Thursday Thought — My abuser is not as bad as others are, so is it really abuse?
UPDATE Sept 2021: I have come to believe that Jeff Crippen does not practise what he preaches. He vilely persecuted an abuse victim and spiritually abused many other people in the Tillamook congregation. Go here to read the evidence. Jeff has not gone to the people that he spiritually and emotionally abused. He has not apologised to them, let alone asked for their forgiveness.
My husband is abusive, but he isn’t nearly as bad as what some others have experienced. For example, he has never hit me. So, would he still be considered an abuser?
All abusers are characterized by certain fundamental attitudes which are the elemental building blocks of what we define as abuse. Without these, a person is not an abuser as we have defined the term: entitlement/superiority, power, control, and justification.

> Set exercise: Which fundamental attitudes does the post on abuse say characterize all abusers? The data that comes next has no connection to the post on abuse.

> Given data:
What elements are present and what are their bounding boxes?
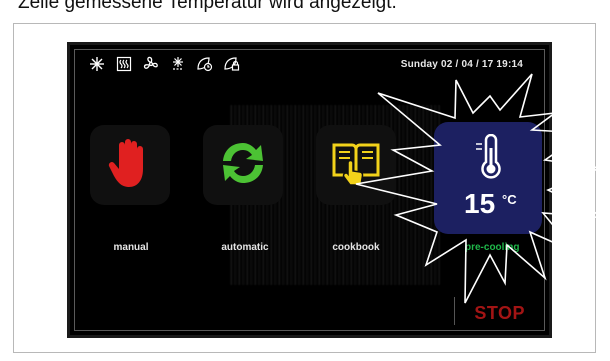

> Solution for this problem: Entitlement/superiority, power, control, and justification.